# Dataset items
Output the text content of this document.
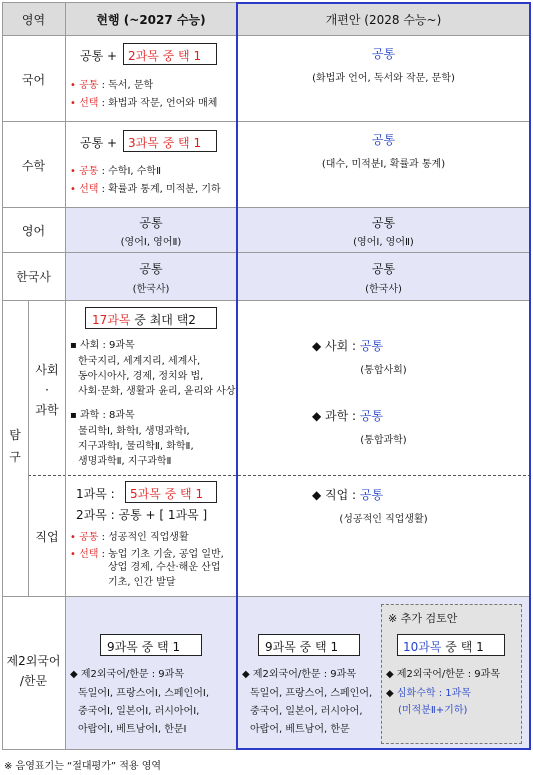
영역	현행 (~2027 수능)	개편안 (2028 수능~)
국어
공통 + 2과목 중 택 1
• 공통 : 독서, 문학
• 선택 : 화법과 작문, 언어와 매체
공통
(화법과 언어, 독서와 작문, 문학)
수학
공통 + 3과목 중 택 1
• 공통 : 수학Ⅰ, 수학Ⅱ
• 선택 : 확률과 통계, 미적분, 기하
공통
(대수, 미적분Ⅰ, 확률과 통계)
영어
공통
(영어Ⅰ, 영어Ⅱ)
공통
(영어Ⅰ, 영어Ⅱ)
한국사
공통
(한국사)
공통
(한국사)
탐구
사회
·
과학
17과목 중 최대 택2
▪ 사회 : 9과목
한국지리, 세계지리, 세계사,
동아시아사, 경제, 정치와 법,
사회·문화, 생활과 윤리, 윤리와 사상
▪ 과학 : 8과목
물리학Ⅰ, 화학Ⅰ, 생명과학Ⅰ,
지구과학Ⅰ, 물리학Ⅱ, 화학Ⅱ,
생명과학Ⅱ, 지구과학Ⅱ
◆ 사회 : 공통
(통합사회)
◆ 과학 : 공통
(통합과학)
직업
1과목 : 5과목 중 택 1
2과목 : 공통 + [ 1과목 ]
• 공통 : 성공적인 직업생활
• 선택 : 농업 기초 기술, 공업 일반,
상업 경제, 수산·해운 산업
기초, 인간 발달
◆ 직업 : 공통
(성공적인 직업생활)
제2외국어
/한문
9과목 중 택 1
◆ 제2외국어/한문 : 9과목
독일어Ⅰ, 프랑스어Ⅰ, 스페인어Ⅰ,
중국어Ⅰ, 일본어Ⅰ, 러시아어Ⅰ,
아랍어Ⅰ, 베트남어Ⅰ, 한문Ⅰ
9과목 중 택 1
◆ 제2외국어/한문 : 9과목
독일어, 프랑스어, 스페인어,
중국어, 일본어, 러시아어,
아랍어, 베트남어, 한문
※ 추가 검토안
10과목 중 택 1
◆ 제2외국어/한문 : 9과목
◆ 심화수학 : 1과목
(미적분Ⅱ+기하)
※ 음영표기는 “절대평가” 적용 영역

# Your objective
Except for the pictures, copy every line of the records above exactly.

# Output of the exercise
Output the text content of this document.
영역	현행 (~2027 수능)	개편안 (2028 수능~)
국어
공통 + 2과목 중 택 1
• 공통 : 독서, 문학
• 선택 : 화법과 작문, 언어와 매체
공통
(화법과 언어, 독서와 작문, 문학)
수학
공통 + 3과목 중 택 1
• 공통 : 수학Ⅰ, 수학Ⅱ
• 선택 : 확률과 통계, 미적분, 기하
공통
(대수, 미적분Ⅰ, 확률과 통계)
영어
공통
(영어Ⅰ, 영어Ⅱ)
공통
(영어Ⅰ, 영어Ⅱ)
한국사
공통
(한국사)
공통
(한국사)
탐구
사회
·
과학
17과목 중 최대 택2
▪ 사회 : 9과목
한국지리, 세계지리, 세계사,
동아시아사, 경제, 정치와 법,
사회·문화, 생활과 윤리, 윤리와 사상
▪ 과학 : 8과목
물리학Ⅰ, 화학Ⅰ, 생명과학Ⅰ,
지구과학Ⅰ, 물리학Ⅱ, 화학Ⅱ,
생명과학Ⅱ, 지구과학Ⅱ
◆ 사회 : 공통
(통합사회)
◆ 과학 : 공통
(통합과학)
직업
1과목 : 5과목 중 택 1
2과목 : 공통 + [ 1과목 ]
• 공통 : 성공적인 직업생활
• 선택 : 농업 기초 기술, 공업 일반,
상업 경제, 수산·해운 산업
기초, 인간 발달
◆ 직업 : 공통
(성공적인 직업생활)
제2외국어
/한문
9과목 중 택 1
◆ 제2외국어/한문 : 9과목
독일어Ⅰ, 프랑스어Ⅰ, 스페인어Ⅰ,
중국어Ⅰ, 일본어Ⅰ, 러시아어Ⅰ,
아랍어Ⅰ, 베트남어Ⅰ, 한문Ⅰ
9과목 중 택 1
◆ 제2외국어/한문 : 9과목
독일어, 프랑스어, 스페인어,
중국어, 일본어, 러시아어,
아랍어, 베트남어, 한문
※ 추가 검토안
10과목 중 택 1
◆ 제2외국어/한문 : 9과목
◆ 심화수학 : 1과목
(미적분Ⅱ+기하)
※ 음영표기는 “절대평가” 적용 영역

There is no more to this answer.